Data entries
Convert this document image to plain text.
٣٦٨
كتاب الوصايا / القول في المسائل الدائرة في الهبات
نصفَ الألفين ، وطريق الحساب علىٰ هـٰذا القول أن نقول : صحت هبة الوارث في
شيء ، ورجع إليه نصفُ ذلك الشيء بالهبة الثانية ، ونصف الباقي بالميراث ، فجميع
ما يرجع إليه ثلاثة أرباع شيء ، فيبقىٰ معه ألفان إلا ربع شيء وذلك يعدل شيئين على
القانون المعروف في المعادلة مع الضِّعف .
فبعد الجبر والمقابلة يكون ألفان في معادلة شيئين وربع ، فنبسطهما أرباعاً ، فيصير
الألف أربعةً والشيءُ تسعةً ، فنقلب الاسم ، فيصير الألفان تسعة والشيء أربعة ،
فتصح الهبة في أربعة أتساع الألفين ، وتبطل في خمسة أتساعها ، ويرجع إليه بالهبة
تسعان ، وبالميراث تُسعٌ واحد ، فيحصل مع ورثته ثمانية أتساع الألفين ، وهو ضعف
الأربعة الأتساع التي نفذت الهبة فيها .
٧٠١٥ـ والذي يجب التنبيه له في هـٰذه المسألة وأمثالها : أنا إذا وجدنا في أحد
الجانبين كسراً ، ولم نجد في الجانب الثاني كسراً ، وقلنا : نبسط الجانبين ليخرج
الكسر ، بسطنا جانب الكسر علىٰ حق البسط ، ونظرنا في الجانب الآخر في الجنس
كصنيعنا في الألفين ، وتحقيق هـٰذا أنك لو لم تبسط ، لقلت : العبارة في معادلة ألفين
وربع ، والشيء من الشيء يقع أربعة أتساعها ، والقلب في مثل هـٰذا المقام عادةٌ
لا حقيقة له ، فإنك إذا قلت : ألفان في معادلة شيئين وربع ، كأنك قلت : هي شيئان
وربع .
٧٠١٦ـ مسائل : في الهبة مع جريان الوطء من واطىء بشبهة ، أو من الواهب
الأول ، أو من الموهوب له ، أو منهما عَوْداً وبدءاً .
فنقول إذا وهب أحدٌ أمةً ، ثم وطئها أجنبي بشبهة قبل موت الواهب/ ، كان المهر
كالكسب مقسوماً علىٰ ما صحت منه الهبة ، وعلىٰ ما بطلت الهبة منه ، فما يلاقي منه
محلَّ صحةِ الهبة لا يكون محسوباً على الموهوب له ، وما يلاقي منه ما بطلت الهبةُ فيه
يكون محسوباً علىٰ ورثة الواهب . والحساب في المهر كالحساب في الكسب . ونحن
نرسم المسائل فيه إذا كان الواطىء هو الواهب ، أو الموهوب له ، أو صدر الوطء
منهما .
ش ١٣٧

What you will do — Output all preceding records character for character.

The completed task —
Convert this document image to plain text.
٣٦٨
كتاب الوصايا / القول في المسائل الدائرة في الهبات
نصفَ الألفين ، وطريق الحساب علىٰ هـٰذا القول أن نقول : صحت هبة الوارث في
شيء ، ورجع إليه نصفُ ذلك الشيء بالهبة الثانية ، ونصف الباقي بالميراث ، فجميع
ما يرجع إليه ثلاثة أرباع شيء ، فيبقىٰ معه ألفان إلا ربع شيء وذلك يعدل شيئين على
القانون المعروف في المعادلة مع الضِّعف .
فبعد الجبر والمقابلة يكون ألفان في معادلة شيئين وربع ، فنبسطهما أرباعاً ، فيصير
الألف أربعةً والشيءُ تسعةً ، فنقلب الاسم ، فيصير الألفان تسعة والشيء أربعة ،
فتصح الهبة في أربعة أتساع الألفين ، وتبطل في خمسة أتساعها ، ويرجع إليه بالهبة
تسعان ، وبالميراث تُسعٌ واحد ، فيحصل مع ورثته ثمانية أتساع الألفين ، وهو ضعف
الأربعة الأتساع التي نفذت الهبة فيها .
٧٠١٥ـ والذي يجب التنبيه له في هـٰذه المسألة وأمثالها : أنا إذا وجدنا في أحد
الجانبين كسراً ، ولم نجد في الجانب الثاني كسراً ، وقلنا : نبسط الجانبين ليخرج
الكسر ، بسطنا جانب الكسر علىٰ حق البسط ، ونظرنا في الجانب الآخر في الجنس
كصنيعنا في الألفين ، وتحقيق هـٰذا أنك لو لم تبسط ، لقلت : العبارة في معادلة ألفين
وربع ، والشيء من الشيء يقع أربعة أتساعها ، والقلب في مثل هـٰذا المقام عادةٌ
لا حقيقة له ، فإنك إذا قلت : ألفان في معادلة شيئين وربع ، كأنك قلت : هي شيئان
وربع .
٧٠١٦ـ مسائل : في الهبة مع جريان الوطء من واطىء بشبهة ، أو من الواهب
الأول ، أو من الموهوب له ، أو منهما عَوْداً وبدءاً .
فنقول إذا وهب أحدٌ أمةً ، ثم وطئها أجنبي بشبهة قبل موت الواهب/ ، كان المهر
كالكسب مقسوماً علىٰ ما صحت منه الهبة ، وعلىٰ ما بطلت الهبة منه ، فما يلاقي منه
محلَّ صحةِ الهبة لا يكون محسوباً على الموهوب له ، وما يلاقي منه ما بطلت الهبةُ فيه
يكون محسوباً علىٰ ورثة الواهب . والحساب في المهر كالحساب في الكسب . ونحن
نرسم المسائل فيه إذا كان الواطىء هو الواهب ، أو الموهوب له ، أو صدر الوطء
منهما .
ش ١٣٧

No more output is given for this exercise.